- [REQUIREMENTS]: From the listing below, copy every line with the word "this".

GIVEN INFORMATION start

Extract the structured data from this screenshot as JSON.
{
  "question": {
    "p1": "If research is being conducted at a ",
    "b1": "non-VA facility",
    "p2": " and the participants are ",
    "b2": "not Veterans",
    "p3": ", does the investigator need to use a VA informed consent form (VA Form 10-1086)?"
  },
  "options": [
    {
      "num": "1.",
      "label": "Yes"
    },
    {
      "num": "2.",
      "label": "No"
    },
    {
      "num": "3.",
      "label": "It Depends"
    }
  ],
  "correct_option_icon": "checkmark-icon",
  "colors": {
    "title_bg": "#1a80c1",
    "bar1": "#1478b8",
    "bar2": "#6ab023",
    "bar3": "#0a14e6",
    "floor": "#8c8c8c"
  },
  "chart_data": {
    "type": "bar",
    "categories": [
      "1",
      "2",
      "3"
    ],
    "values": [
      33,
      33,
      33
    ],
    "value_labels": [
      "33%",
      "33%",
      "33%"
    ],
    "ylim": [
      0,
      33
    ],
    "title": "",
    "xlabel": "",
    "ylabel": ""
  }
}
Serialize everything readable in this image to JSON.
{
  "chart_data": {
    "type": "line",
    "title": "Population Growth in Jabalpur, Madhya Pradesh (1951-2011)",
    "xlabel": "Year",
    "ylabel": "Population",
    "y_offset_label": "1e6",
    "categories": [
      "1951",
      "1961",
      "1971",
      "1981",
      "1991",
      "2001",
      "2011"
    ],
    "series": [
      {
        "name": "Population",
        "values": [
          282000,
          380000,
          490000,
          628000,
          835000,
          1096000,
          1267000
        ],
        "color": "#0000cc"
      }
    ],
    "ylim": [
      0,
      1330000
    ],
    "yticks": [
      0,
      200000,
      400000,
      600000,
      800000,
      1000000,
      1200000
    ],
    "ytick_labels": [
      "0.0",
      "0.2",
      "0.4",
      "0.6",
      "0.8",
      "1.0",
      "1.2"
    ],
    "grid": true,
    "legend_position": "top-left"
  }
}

GIVEN INFORMATION end

- [ANSWER TO THE EXERCISE]:
Extract the structured data from this screenshot as JSON.
Serialize everything readable in this image to JSON.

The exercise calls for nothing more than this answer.